-- Exercise brief --
Go through the entries below and pick out every line with "Flux".

=======

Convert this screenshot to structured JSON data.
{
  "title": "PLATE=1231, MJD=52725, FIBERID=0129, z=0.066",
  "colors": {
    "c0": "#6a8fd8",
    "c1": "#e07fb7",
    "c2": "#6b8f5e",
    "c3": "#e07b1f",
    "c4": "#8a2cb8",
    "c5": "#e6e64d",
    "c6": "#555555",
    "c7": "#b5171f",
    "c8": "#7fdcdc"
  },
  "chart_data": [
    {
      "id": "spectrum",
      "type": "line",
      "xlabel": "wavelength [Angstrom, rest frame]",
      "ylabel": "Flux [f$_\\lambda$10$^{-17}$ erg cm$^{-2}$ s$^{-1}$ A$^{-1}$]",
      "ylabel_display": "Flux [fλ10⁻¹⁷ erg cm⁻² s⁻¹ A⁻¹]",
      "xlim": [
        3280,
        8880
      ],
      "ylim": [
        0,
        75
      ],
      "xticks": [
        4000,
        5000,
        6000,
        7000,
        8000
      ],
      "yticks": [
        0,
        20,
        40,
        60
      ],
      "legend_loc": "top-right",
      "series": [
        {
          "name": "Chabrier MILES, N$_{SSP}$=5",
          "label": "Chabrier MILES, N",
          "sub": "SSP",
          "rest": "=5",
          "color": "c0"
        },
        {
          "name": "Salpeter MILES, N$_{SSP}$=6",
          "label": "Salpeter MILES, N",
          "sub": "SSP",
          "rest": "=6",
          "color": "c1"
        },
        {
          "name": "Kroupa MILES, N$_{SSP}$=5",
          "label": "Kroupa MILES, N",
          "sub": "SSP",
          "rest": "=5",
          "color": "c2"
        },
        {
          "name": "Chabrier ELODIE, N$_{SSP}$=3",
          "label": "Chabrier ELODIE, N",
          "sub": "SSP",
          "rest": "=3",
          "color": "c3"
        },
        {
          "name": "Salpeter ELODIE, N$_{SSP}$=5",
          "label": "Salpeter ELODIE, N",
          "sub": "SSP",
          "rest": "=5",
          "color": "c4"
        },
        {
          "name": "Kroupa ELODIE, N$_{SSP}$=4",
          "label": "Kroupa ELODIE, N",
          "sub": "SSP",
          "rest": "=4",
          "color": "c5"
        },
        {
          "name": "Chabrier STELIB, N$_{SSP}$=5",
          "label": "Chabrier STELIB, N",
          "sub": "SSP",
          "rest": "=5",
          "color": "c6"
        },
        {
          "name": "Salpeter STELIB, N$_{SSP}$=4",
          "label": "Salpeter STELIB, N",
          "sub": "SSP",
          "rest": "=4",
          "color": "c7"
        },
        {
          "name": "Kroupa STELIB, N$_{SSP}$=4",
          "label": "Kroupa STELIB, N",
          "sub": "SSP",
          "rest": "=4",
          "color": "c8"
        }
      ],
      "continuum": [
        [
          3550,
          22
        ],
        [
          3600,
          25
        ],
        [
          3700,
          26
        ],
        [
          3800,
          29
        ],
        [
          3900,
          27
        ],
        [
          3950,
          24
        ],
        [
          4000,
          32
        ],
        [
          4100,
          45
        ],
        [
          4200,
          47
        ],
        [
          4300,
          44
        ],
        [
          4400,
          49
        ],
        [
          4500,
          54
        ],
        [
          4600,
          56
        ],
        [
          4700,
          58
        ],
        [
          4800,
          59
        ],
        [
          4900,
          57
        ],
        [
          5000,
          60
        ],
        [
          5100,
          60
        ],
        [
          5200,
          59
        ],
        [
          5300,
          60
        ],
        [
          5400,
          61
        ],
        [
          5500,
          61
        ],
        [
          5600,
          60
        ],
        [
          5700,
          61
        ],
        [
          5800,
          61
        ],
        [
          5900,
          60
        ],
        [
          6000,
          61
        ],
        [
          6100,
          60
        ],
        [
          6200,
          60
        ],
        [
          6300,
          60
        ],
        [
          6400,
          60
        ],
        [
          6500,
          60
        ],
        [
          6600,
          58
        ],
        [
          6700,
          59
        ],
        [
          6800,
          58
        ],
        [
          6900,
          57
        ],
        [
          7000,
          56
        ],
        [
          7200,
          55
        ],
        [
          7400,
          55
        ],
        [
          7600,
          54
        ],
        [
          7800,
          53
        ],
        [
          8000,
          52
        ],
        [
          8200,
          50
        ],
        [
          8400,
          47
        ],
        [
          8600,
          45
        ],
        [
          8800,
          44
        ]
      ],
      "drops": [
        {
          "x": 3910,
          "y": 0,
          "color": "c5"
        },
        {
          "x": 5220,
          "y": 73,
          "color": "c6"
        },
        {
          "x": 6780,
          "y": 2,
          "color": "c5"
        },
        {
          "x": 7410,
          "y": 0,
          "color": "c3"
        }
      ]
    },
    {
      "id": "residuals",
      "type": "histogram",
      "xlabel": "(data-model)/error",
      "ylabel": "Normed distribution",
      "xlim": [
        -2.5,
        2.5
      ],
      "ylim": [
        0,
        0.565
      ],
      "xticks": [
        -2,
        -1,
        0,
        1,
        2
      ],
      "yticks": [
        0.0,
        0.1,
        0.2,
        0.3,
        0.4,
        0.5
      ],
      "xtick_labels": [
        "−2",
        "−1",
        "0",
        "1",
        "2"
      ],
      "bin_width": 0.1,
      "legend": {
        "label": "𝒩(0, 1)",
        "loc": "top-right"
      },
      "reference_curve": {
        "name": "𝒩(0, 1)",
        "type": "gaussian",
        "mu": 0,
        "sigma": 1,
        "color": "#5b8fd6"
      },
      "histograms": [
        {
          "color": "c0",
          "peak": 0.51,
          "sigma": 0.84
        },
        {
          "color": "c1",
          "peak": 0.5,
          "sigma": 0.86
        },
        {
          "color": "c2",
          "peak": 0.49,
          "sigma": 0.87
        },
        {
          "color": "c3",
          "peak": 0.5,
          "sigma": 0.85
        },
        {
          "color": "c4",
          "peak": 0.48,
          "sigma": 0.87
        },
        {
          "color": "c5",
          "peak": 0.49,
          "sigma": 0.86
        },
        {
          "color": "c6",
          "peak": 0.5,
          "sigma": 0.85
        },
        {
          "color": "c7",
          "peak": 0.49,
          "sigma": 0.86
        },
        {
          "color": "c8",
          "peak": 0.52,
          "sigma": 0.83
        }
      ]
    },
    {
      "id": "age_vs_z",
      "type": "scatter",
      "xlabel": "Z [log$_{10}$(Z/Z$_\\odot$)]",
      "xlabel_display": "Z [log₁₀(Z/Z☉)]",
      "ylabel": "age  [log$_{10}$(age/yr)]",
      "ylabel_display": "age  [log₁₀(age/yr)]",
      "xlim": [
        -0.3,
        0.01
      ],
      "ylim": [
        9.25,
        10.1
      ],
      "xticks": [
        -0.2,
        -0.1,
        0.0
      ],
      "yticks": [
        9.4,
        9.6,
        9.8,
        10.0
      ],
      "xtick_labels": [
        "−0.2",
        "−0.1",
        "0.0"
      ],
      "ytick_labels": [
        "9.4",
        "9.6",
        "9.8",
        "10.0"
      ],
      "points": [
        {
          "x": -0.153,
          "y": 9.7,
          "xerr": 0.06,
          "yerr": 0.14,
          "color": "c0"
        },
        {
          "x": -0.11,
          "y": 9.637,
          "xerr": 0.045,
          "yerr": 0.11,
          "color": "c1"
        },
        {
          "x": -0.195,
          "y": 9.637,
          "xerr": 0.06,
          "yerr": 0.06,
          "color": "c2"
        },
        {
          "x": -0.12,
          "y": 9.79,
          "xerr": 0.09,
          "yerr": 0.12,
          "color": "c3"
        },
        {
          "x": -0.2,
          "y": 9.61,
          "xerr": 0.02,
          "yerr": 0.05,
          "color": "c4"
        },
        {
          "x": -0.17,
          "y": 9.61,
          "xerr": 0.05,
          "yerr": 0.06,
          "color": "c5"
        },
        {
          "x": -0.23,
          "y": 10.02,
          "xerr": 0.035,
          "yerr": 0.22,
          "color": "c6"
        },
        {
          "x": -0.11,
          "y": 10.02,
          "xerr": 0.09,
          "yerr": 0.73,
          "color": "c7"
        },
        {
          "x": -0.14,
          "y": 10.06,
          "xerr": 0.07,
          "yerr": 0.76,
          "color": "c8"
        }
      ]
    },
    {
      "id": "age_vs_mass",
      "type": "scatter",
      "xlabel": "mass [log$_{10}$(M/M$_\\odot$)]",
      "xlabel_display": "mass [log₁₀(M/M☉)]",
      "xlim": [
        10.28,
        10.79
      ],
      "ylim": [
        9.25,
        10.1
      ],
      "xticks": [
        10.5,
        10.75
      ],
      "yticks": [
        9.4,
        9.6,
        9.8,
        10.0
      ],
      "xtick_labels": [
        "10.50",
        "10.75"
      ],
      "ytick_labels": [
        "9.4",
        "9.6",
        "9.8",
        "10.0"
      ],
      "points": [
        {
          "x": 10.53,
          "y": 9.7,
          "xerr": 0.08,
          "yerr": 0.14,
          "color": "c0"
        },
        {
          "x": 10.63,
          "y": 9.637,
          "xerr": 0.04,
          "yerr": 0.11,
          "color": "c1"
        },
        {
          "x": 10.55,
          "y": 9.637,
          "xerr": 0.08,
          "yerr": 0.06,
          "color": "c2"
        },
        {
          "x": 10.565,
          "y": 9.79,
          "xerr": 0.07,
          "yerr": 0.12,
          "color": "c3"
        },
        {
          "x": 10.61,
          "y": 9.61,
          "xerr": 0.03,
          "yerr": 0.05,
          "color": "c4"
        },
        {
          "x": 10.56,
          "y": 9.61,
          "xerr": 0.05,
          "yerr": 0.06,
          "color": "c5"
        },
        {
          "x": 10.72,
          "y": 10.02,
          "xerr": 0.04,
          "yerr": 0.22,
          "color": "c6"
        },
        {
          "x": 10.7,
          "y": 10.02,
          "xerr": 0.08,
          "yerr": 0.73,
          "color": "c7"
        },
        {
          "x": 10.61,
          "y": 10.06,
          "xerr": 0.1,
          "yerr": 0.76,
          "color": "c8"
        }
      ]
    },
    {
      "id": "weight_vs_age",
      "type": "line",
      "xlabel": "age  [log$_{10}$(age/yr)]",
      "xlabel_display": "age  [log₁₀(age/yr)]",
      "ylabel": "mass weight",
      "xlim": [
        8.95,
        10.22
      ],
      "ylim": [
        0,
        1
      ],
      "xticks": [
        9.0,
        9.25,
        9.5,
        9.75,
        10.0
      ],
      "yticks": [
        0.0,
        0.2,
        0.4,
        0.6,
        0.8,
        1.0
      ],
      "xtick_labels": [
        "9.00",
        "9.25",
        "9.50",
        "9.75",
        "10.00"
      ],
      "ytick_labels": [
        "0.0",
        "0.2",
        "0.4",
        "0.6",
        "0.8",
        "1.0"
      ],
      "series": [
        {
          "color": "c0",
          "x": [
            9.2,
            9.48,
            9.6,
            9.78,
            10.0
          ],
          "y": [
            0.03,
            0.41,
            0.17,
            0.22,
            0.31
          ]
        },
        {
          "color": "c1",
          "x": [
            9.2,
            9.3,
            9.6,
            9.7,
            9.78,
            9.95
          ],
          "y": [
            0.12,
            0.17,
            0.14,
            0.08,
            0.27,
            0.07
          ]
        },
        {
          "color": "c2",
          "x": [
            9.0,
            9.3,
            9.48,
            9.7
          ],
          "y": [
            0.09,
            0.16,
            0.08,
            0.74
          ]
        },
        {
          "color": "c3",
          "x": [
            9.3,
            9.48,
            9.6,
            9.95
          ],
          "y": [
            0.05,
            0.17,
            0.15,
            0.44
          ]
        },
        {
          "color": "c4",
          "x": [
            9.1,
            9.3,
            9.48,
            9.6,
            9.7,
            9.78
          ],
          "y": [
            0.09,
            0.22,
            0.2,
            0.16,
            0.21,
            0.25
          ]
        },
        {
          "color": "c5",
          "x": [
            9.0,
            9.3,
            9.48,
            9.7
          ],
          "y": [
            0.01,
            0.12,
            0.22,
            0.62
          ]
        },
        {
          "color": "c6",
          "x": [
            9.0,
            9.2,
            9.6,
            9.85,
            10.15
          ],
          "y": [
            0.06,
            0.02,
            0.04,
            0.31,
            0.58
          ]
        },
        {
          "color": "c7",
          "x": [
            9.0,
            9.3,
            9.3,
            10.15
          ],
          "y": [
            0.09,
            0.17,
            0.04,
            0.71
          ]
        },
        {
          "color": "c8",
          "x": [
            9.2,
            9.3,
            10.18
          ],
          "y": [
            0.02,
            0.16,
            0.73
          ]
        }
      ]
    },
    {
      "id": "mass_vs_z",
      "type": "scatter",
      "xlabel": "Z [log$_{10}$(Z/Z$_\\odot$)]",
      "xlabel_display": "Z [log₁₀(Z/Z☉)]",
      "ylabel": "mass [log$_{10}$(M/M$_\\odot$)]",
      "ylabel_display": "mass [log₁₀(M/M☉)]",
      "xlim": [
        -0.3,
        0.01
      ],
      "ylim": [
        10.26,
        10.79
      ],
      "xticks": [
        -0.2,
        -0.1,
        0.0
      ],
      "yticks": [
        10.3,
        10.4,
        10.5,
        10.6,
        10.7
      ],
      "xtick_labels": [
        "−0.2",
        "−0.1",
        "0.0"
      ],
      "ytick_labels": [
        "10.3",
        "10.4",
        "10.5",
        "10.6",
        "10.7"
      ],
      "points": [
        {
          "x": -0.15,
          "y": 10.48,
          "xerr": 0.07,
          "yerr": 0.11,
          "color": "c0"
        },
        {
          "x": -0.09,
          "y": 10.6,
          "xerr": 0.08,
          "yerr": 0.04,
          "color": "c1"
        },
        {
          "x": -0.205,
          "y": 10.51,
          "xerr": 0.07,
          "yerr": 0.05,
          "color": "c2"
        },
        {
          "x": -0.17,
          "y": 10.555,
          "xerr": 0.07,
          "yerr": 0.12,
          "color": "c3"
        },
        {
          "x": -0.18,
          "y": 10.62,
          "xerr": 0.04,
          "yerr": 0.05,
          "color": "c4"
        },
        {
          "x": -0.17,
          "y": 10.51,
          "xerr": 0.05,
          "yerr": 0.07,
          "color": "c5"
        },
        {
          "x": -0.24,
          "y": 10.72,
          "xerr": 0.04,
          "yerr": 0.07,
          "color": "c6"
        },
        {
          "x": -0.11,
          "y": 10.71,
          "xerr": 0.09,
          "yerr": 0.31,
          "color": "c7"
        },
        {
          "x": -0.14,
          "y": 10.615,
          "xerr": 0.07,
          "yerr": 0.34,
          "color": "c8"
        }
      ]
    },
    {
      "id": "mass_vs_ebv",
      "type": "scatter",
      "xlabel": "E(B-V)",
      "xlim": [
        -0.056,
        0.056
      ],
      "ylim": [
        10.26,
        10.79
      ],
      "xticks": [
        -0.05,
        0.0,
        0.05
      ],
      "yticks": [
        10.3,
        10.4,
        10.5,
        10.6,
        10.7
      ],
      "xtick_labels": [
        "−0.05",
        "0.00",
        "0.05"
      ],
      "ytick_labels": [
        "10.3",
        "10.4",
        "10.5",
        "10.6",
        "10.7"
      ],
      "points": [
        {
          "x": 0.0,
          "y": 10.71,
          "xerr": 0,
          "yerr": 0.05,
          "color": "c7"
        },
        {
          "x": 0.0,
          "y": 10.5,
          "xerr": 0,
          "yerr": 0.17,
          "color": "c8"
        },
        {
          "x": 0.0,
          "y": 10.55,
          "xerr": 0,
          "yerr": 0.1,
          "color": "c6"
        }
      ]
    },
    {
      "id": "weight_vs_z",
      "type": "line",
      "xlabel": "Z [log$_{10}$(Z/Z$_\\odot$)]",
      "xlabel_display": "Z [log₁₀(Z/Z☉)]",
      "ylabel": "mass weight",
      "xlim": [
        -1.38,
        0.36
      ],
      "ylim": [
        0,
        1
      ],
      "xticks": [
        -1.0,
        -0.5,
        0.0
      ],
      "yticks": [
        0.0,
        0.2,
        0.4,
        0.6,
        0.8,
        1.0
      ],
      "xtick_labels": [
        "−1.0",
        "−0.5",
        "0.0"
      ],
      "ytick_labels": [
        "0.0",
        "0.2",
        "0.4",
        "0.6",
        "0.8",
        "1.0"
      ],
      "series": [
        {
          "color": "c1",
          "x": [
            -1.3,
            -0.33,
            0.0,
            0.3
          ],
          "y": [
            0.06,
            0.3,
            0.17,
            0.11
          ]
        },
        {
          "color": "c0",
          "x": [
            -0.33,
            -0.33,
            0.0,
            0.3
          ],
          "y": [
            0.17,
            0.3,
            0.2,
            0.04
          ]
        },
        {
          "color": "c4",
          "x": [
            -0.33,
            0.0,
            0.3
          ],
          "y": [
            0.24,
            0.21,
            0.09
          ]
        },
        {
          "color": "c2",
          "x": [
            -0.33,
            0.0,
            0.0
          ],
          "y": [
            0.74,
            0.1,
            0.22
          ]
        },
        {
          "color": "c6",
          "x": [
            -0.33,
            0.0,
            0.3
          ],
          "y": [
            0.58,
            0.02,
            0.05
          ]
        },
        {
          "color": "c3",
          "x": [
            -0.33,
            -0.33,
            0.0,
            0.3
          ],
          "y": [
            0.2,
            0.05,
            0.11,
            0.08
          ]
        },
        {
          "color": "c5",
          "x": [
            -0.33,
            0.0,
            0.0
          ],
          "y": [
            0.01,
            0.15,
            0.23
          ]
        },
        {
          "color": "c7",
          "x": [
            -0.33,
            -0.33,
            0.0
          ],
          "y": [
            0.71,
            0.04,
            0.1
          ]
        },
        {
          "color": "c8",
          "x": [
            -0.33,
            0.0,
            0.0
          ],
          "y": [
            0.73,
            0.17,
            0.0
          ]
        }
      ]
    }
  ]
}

=======

-- Reply to the exercise --
      "ylabel": "Flux [f$_\\lambda$10$^{-17}$ erg cm$^{-2}$ s$^{-1}$ A$^{-1}$]",
      "ylabel_display": "Flux [fλ10⁻¹⁷ erg cm⁻² s⁻¹ A⁻¹]",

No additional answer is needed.